## EXERCISE DIRECTIONS
Among the records below, find each line that includes the string "Значения" and copy it.

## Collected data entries
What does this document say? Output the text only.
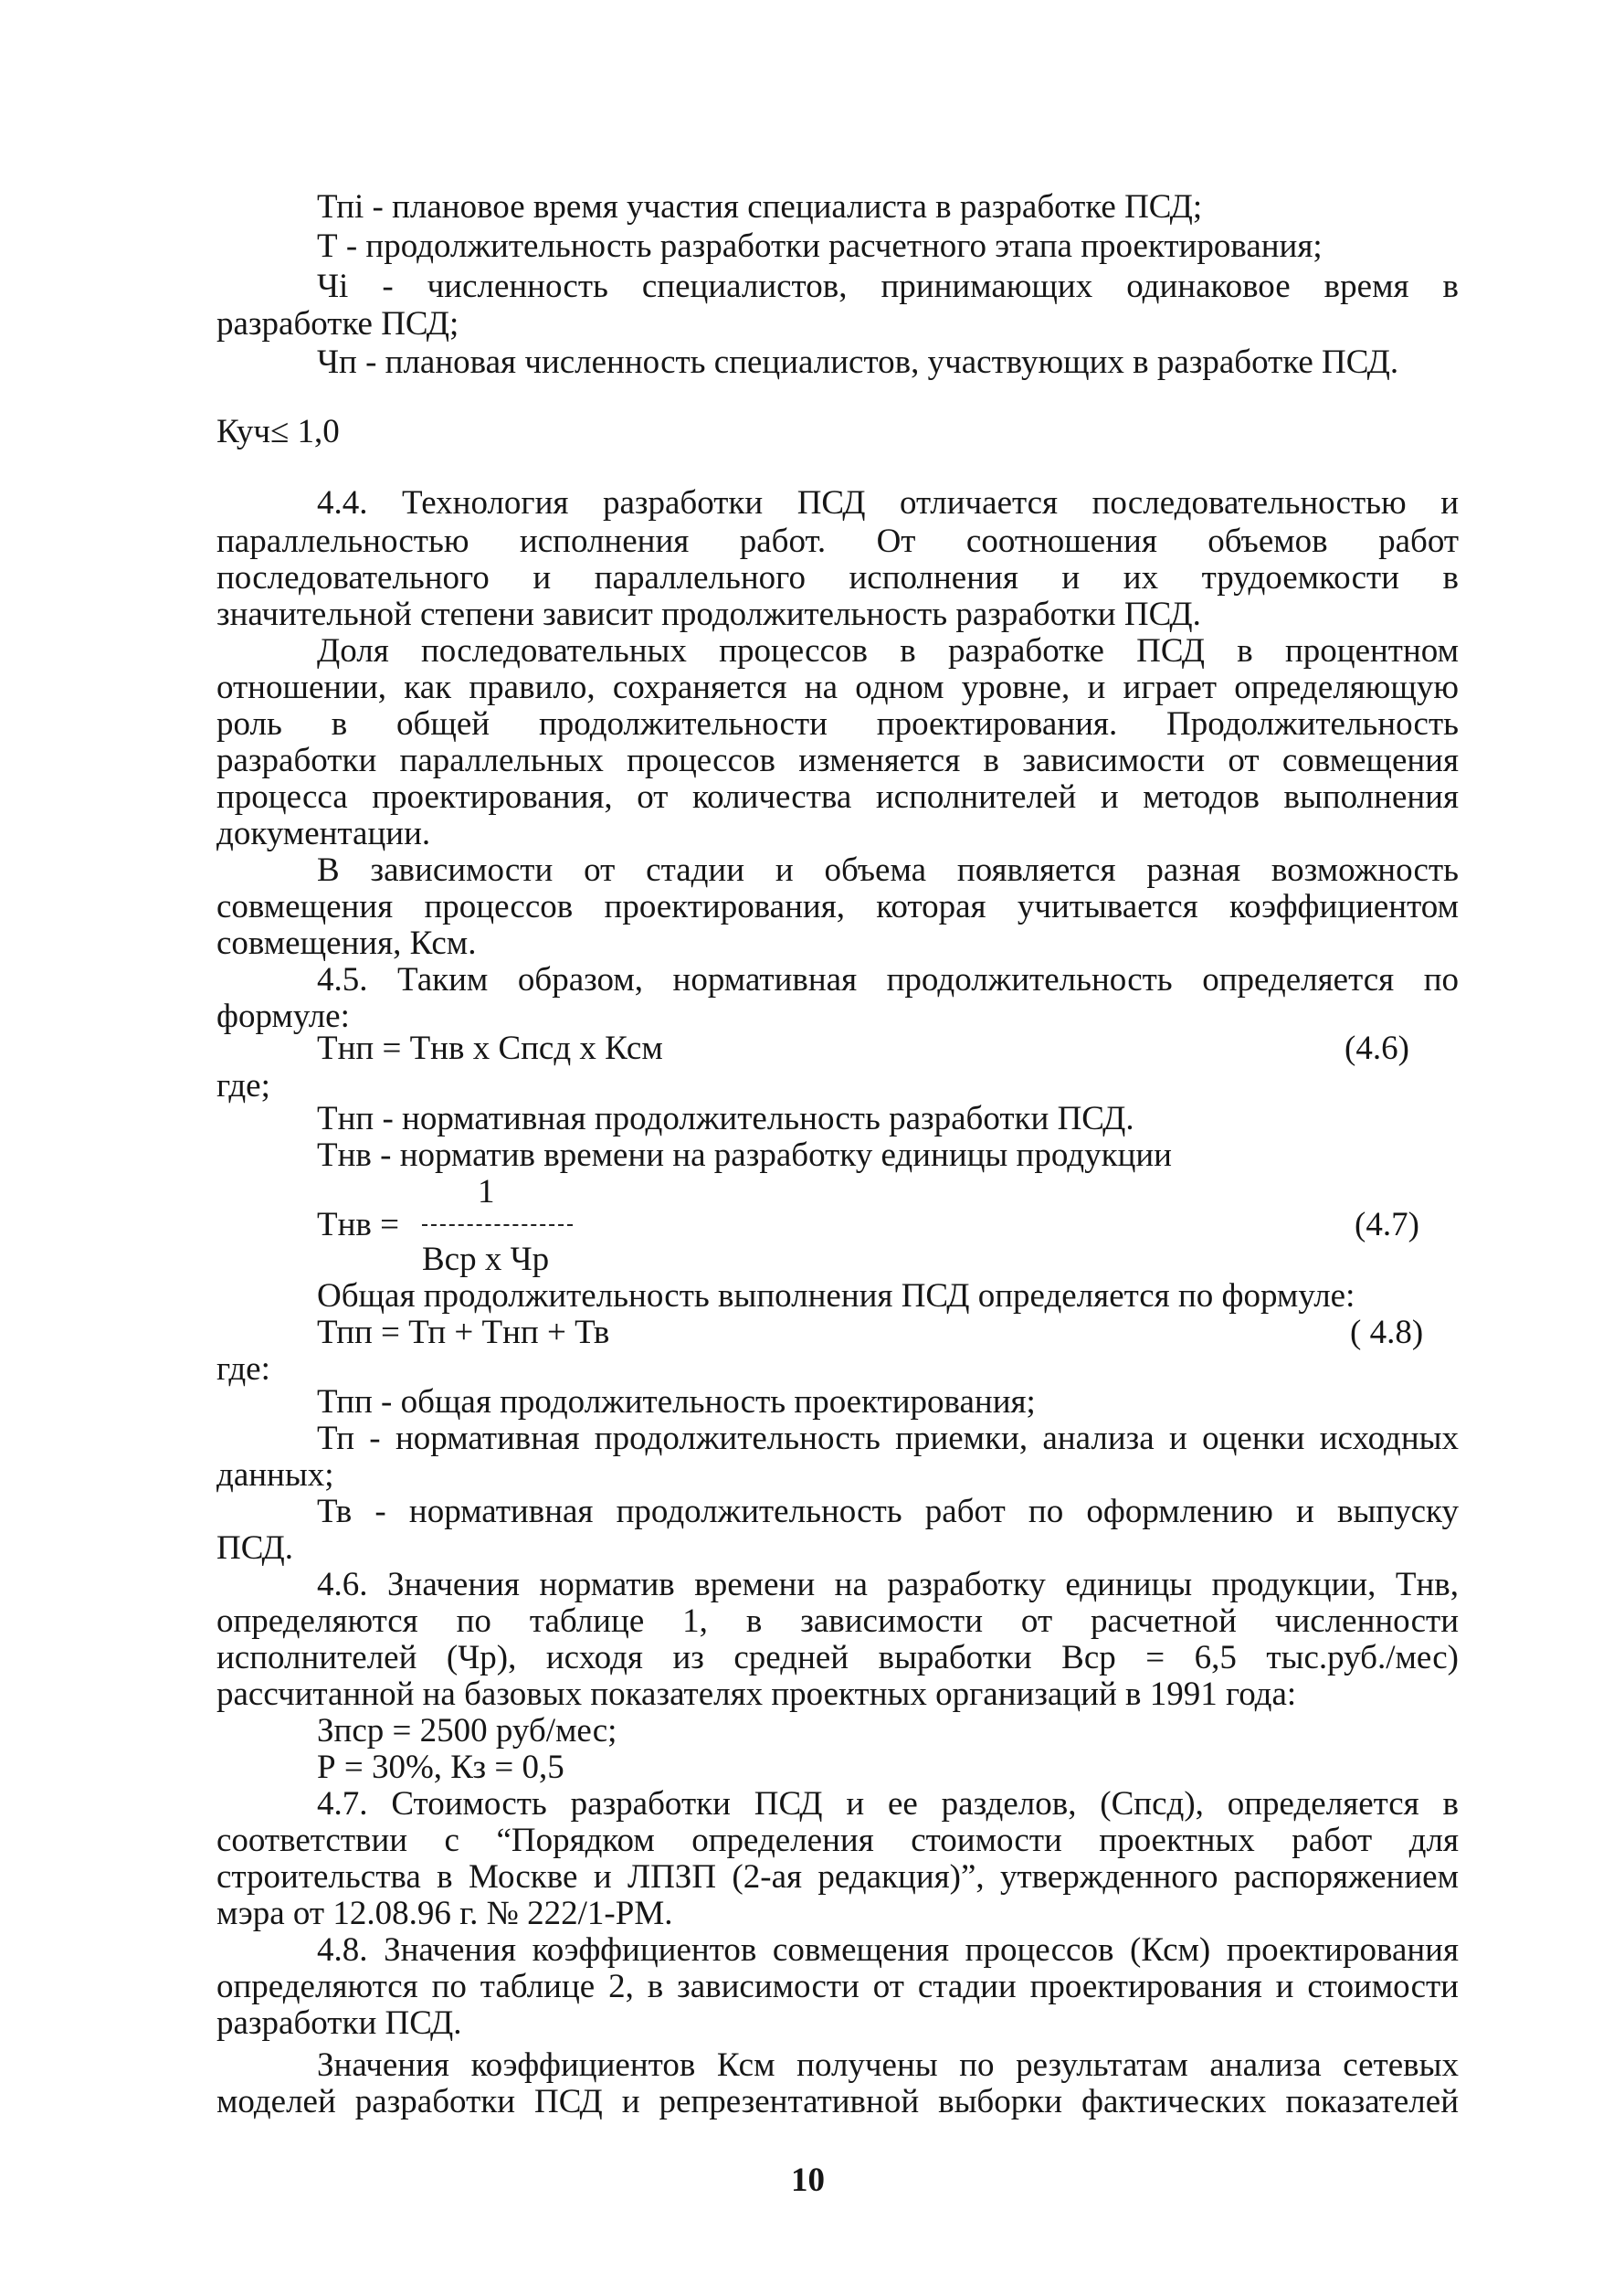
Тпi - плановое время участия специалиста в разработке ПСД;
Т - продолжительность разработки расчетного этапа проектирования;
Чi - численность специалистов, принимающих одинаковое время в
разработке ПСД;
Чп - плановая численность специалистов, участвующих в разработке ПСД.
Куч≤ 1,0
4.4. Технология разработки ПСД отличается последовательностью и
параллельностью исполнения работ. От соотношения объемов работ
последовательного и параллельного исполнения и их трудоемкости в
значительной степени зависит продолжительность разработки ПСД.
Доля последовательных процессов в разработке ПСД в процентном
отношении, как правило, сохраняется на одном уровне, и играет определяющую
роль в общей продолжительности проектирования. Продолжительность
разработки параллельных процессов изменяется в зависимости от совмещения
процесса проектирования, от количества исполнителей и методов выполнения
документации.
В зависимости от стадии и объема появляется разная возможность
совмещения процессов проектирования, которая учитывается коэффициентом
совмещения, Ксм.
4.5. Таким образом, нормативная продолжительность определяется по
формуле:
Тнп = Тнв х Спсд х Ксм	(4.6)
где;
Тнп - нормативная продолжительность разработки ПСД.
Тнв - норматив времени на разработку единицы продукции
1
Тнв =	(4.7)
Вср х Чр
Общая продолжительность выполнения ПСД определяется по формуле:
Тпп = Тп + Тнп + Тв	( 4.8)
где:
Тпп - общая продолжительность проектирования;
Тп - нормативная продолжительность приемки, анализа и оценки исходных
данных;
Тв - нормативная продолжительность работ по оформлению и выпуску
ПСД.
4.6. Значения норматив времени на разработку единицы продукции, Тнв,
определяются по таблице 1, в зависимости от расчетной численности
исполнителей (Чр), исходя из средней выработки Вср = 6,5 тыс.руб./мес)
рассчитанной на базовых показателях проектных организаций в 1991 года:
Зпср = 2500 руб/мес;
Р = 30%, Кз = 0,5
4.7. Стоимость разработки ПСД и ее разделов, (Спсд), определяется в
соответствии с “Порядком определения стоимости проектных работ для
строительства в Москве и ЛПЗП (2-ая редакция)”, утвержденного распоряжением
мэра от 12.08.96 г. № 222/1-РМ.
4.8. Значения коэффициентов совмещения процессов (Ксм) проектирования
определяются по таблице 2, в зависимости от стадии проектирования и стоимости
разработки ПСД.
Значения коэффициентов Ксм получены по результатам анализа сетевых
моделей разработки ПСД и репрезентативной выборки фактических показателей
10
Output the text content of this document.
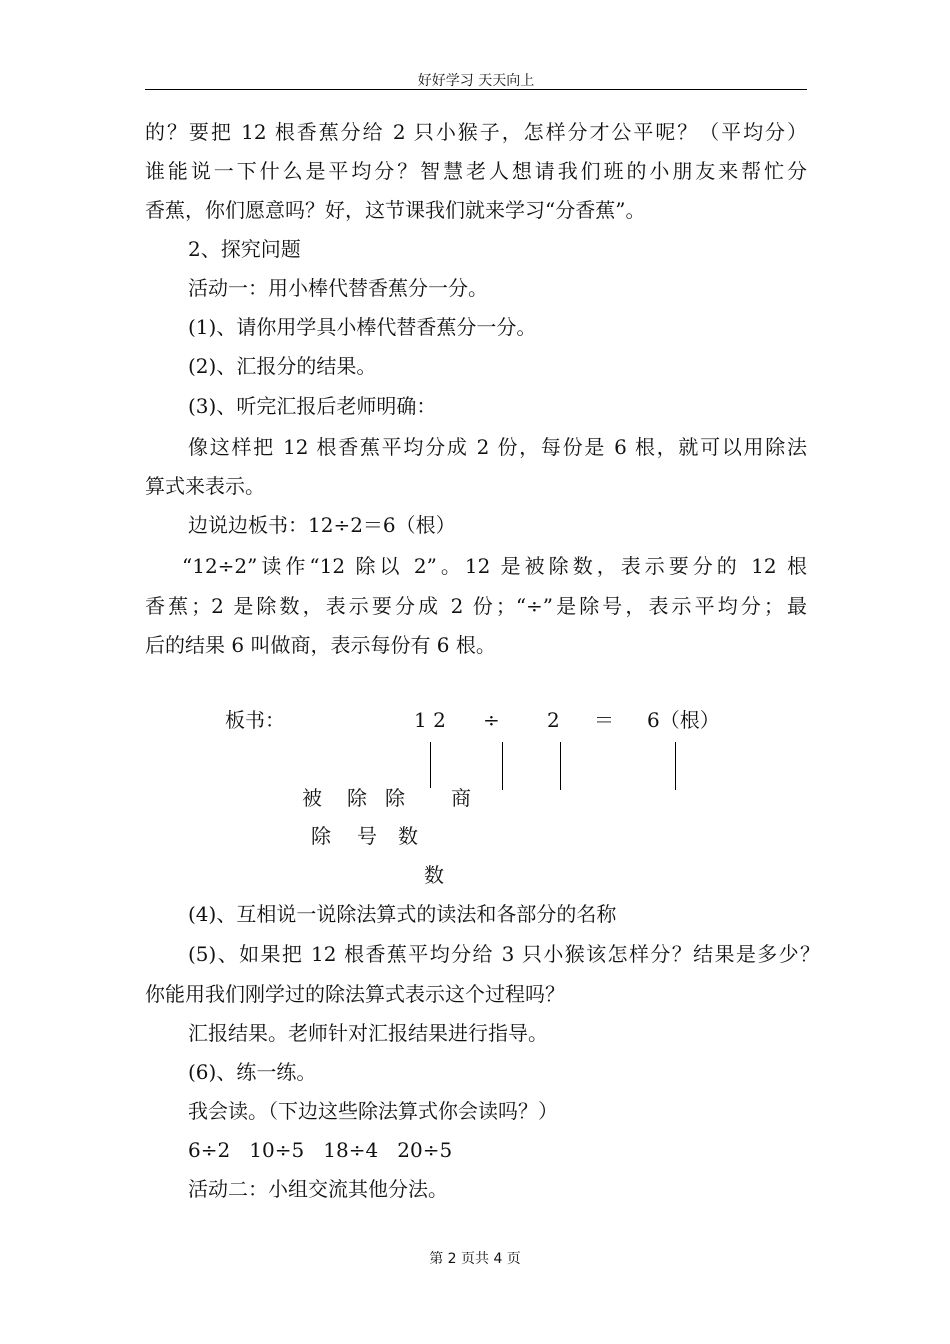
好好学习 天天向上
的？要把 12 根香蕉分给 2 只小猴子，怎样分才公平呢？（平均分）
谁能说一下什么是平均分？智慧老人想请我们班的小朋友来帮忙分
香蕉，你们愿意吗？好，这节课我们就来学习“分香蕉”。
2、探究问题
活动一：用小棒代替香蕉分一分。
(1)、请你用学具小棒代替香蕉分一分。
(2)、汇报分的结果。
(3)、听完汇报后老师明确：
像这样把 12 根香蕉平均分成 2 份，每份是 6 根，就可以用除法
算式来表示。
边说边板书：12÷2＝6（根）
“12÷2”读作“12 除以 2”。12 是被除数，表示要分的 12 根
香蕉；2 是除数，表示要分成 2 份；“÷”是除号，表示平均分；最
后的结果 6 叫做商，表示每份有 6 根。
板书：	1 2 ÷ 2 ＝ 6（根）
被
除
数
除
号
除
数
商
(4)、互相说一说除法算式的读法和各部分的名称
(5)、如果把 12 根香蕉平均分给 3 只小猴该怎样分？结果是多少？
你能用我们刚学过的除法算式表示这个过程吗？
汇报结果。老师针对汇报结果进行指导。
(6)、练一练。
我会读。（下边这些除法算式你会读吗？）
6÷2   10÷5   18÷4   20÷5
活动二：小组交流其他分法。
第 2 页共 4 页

## TASK RESPONSE
4.6. Значения норматив времени на разработку единицы продукции, Тнв,
4.8. Значения коэффициентов совмещения процессов (Ксм) проектирования
Значения коэффициентов Ксм получены по результатам анализа сетевых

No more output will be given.